DESCRIPTION OF THE TASK
Extract every entry word for word.
╭──
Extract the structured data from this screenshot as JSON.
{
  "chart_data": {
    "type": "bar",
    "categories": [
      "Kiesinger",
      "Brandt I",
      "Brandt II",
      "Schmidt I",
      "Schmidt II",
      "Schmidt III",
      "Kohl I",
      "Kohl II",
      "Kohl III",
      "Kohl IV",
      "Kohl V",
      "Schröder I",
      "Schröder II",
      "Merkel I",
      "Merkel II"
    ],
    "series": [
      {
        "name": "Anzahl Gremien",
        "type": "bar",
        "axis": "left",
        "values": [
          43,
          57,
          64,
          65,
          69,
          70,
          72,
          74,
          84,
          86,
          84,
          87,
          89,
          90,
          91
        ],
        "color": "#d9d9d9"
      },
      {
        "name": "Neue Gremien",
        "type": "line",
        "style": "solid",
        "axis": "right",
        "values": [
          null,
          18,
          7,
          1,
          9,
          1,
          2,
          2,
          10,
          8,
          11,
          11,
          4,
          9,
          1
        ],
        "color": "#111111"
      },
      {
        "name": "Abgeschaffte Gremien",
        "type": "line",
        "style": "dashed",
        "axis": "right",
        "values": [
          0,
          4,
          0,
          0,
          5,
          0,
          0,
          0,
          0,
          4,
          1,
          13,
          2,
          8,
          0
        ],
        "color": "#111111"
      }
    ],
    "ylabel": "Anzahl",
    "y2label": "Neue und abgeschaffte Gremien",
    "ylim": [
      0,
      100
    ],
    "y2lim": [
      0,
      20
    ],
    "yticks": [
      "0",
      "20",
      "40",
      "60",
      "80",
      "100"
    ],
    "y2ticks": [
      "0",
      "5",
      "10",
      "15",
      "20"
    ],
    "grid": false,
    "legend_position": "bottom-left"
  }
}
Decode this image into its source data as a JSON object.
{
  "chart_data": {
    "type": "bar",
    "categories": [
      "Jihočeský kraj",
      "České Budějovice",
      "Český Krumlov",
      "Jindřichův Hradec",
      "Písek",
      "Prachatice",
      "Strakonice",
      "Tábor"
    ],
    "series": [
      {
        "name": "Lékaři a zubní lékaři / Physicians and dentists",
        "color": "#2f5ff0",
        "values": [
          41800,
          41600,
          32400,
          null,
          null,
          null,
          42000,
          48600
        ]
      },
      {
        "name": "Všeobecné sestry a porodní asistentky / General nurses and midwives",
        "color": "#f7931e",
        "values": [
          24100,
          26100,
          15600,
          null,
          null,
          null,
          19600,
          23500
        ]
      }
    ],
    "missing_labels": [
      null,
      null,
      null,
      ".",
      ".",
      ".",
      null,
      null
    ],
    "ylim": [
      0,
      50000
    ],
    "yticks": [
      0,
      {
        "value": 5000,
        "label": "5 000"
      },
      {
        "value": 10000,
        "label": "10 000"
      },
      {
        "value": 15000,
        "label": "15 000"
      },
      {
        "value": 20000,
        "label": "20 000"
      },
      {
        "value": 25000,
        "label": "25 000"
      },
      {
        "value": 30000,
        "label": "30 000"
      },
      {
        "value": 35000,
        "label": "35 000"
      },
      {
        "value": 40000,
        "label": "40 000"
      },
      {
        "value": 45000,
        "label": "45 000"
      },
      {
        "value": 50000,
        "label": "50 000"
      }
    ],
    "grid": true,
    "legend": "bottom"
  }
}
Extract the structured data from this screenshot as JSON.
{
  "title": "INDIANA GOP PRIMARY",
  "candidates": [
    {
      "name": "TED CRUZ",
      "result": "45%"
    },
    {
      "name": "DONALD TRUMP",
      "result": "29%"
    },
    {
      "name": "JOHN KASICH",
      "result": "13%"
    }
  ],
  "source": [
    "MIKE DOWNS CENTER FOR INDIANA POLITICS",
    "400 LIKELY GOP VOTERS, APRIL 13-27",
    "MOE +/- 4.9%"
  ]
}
╰──
TASK RESULT
Extract the structured data from this screenshot as JSON.
{
  "chart_data": {
    "type": "bar",
    "categories": [
      "Kiesinger",
      "Brandt I",
      "Brandt II",
      "Schmidt I",
      "Schmidt II",
      "Schmidt III",
      "Kohl I",
      "Kohl II",
      "Kohl III",
      "Kohl IV",
      "Kohl V",
      "Schröder I",
      "Schröder II",
      "Merkel I",
      "Merkel II"
    ],
    "series": [
      {
        "name": "Anzahl Gremien",
        "type": "bar",
        "axis": "left",
        "values": [
          43,
          57,
          64,
          65,
          69,
          70,
          72,
          74,
          84,
          86,
          84,
          87,
          89,
          90,
          91
        ],
        "color": "#d9d9d9"
      },
      {
        "name": "Neue Gremien",
        "type": "line",
        "style": "solid",
        "axis": "right",
        "values": [
          null,
          18,
          7,
          1,
          9,
          1,
          2,
          2,
          10,
          8,
          11,
          11,
          4,
          9,
          1
        ],
        "color": "#111111"
      },
      {
        "name": "Abgeschaffte Gremien",
        "type": "line",
        "style": "dashed",
        "axis": "right",
        "values": [
          0,
          4,
          0,
          0,
          5,
          0,
          0,
          0,
          0,
          4,
          1,
          13,
          2,
          8,
          0
        ],
        "color": "#111111"
      }
    ],
    "ylabel": "Anzahl",
    "y2label": "Neue und abgeschaffte Gremien",
    "ylim": [
      0,
      100
    ],
    "y2lim": [
      0,
      20
    ],
    "yticks": [
      "0",
      "20",
      "40",
      "60",
      "80",
      "100"
    ],
    "y2ticks": [
      "0",
      "5",
      "10",
      "15",
      "20"
    ],
    "grid": false,
    "legend_position": "bottom-left"
  }
}
Decode this image into its source data as a JSON object.
{
  "chart_data": {
    "type": "bar",
    "categories": [
      "Jihočeský kraj",
      "České Budějovice",
      "Český Krumlov",
      "Jindřichův Hradec",
      "Písek",
      "Prachatice",
      "Strakonice",
      "Tábor"
    ],
    "series": [
      {
        "name": "Lékaři a zubní lékaři / Physicians and dentists",
        "color": "#2f5ff0",
        "values": [
          41800,
          41600,
          32400,
          null,
          null,
          null,
          42000,
          48600
        ]
      },
      {
        "name": "Všeobecné sestry a porodní asistentky / General nurses and midwives",
        "color": "#f7931e",
        "values": [
          24100,
          26100,
          15600,
          null,
          null,
          null,
          19600,
          23500
        ]
      }
    ],
    "missing_labels": [
      null,
      null,
      null,
      ".",
      ".",
      ".",
      null,
      null
    ],
    "ylim": [
      0,
      50000
    ],
    "yticks": [
      0,
      {
        "value": 5000,
        "label": "5 000"
      },
      {
        "value": 10000,
        "label": "10 000"
      },
      {
        "value": 15000,
        "label": "15 000"
      },
      {
        "value": 20000,
        "label": "20 000"
      },
      {
        "value": 25000,
        "label": "25 000"
      },
      {
        "value": 30000,
        "label": "30 000"
      },
      {
        "value": 35000,
        "label": "35 000"
      },
      {
        "value": 40000,
        "label": "40 000"
      },
      {
        "value": 45000,
        "label": "45 000"
      },
      {
        "value": 50000,
        "label": "50 000"
      }
    ],
    "grid": true,
    "legend": "bottom"
  }
}
Extract the structured data from this screenshot as JSON.
{
  "title": "INDIANA GOP PRIMARY",
  "candidates": [
    {
      "name": "TED CRUZ",
      "result": "45%"
    },
    {
      "name": "DONALD TRUMP",
      "result": "29%"
    },
    {
      "name": "JOHN KASICH",
      "result": "13%"
    }
  ],
  "source": [
    "MIKE DOWNS CENTER FOR INDIANA POLITICS",
    "400 LIKELY GOP VOTERS, APRIL 13-27",
    "MOE +/- 4.9%"
  ]
}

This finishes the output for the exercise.